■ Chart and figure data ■
::::::

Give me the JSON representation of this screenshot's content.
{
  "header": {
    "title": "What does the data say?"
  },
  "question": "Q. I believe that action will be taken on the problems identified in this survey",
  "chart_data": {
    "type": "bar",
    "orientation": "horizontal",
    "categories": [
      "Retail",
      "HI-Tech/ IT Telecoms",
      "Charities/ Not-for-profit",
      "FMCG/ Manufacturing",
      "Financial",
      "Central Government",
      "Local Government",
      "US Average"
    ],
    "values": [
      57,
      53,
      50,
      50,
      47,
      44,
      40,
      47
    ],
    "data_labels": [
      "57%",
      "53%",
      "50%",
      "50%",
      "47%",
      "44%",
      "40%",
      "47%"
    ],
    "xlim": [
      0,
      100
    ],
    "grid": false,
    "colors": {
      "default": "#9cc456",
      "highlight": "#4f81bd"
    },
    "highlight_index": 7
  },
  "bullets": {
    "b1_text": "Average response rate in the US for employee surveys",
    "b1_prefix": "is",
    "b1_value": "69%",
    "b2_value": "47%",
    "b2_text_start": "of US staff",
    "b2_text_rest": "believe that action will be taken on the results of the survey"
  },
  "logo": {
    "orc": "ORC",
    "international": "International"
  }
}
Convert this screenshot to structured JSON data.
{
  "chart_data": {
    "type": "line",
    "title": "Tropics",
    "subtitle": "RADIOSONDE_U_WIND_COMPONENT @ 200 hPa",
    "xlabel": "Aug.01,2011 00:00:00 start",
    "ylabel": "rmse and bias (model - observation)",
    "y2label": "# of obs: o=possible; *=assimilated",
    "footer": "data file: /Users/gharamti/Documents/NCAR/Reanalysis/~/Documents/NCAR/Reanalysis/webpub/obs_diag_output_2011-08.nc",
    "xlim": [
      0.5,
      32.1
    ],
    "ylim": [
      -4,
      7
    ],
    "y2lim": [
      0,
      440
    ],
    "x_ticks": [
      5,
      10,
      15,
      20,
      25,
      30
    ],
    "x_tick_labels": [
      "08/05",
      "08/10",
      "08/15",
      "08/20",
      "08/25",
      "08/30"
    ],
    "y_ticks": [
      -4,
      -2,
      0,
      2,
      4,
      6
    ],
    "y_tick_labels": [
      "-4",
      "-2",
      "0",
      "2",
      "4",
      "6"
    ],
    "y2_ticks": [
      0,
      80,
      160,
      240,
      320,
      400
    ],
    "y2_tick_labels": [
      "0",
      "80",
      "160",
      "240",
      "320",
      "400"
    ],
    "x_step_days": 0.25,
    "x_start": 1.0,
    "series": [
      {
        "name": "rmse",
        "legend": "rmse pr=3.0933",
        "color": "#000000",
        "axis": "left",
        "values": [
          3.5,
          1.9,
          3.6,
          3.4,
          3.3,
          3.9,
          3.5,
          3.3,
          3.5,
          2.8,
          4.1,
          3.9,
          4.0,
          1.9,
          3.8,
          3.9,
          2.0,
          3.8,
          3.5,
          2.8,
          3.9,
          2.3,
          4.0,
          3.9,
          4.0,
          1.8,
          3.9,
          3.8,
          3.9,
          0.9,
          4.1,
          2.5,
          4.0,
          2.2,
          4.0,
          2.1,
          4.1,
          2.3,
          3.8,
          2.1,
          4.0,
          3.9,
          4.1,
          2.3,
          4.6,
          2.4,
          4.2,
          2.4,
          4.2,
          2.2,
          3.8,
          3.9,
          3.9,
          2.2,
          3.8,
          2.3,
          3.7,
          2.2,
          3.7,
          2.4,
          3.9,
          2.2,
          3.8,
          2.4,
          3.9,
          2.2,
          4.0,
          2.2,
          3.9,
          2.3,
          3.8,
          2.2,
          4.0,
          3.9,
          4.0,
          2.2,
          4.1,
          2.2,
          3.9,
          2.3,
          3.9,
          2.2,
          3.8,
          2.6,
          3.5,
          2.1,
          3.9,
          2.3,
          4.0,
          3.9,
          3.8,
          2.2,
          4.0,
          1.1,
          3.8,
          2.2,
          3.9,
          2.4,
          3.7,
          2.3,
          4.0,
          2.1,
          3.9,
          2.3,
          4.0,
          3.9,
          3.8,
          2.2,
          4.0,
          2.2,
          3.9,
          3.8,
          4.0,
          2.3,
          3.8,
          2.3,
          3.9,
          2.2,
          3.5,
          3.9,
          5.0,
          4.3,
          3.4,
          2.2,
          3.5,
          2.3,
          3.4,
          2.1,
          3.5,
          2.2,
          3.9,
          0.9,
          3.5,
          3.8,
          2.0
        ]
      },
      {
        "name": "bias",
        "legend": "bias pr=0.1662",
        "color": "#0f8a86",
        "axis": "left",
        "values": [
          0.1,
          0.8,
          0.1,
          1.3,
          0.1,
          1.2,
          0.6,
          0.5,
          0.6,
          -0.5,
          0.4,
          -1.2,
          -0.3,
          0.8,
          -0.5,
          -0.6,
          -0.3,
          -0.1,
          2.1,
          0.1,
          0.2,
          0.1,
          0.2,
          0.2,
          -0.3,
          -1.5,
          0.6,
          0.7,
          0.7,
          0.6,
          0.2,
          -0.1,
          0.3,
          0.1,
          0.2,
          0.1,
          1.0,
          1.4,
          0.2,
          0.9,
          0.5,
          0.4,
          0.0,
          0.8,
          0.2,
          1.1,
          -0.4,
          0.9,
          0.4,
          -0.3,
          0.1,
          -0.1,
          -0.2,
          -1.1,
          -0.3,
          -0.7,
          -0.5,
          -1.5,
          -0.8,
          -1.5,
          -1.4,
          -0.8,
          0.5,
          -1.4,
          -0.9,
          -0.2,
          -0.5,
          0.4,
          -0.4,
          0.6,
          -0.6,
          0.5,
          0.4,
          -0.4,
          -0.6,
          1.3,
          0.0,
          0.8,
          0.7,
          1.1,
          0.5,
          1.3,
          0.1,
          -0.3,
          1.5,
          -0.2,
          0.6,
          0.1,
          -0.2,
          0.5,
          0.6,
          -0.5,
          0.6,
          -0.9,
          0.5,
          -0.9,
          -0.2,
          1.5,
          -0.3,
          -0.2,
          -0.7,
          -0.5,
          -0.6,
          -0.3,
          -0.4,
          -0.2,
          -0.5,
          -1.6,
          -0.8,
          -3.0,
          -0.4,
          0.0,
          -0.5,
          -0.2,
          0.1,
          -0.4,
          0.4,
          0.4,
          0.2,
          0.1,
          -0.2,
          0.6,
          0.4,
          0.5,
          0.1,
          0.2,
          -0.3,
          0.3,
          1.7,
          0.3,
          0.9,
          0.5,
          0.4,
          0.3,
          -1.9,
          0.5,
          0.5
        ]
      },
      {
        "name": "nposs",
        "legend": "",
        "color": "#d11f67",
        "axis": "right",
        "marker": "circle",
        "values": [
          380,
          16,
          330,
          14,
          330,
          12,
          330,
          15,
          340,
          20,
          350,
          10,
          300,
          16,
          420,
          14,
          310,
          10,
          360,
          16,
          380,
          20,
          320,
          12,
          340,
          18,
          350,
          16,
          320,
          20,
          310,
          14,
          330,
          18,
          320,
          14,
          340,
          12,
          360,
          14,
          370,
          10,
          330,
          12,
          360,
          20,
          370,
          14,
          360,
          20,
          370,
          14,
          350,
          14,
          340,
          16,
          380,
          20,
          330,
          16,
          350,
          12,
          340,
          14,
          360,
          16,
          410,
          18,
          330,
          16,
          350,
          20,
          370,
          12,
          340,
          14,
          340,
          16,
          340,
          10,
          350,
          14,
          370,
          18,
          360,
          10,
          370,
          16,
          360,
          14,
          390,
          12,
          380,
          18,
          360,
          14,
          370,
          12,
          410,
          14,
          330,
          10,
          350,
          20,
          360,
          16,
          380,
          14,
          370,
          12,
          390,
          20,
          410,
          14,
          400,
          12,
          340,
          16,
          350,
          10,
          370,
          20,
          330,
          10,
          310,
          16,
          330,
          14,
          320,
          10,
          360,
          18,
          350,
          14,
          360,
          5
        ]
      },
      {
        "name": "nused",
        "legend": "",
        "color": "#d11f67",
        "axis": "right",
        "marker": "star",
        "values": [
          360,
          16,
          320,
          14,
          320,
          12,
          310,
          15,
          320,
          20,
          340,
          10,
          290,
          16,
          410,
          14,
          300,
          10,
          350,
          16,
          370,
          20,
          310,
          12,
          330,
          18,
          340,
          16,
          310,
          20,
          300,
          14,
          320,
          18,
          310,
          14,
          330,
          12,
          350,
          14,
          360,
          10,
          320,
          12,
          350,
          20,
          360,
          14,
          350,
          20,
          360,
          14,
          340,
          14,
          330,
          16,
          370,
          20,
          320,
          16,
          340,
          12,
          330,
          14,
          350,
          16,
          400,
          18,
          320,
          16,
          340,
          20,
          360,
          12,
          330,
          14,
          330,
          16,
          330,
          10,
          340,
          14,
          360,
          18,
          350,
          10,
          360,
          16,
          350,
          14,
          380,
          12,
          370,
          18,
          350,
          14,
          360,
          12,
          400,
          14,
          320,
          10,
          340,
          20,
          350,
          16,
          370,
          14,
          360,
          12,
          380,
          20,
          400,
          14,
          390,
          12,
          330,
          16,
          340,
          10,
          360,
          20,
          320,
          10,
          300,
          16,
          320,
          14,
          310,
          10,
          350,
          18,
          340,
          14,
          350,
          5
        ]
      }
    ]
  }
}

::::::

■ WHAT THE TASK ASKS ■
Find every line in the records that contains the word "JSON"; copy those lines.

■ TASK SOLUTION ■
Give me the JSON representation of this screenshot's content.
Convert this screenshot to structured JSON data.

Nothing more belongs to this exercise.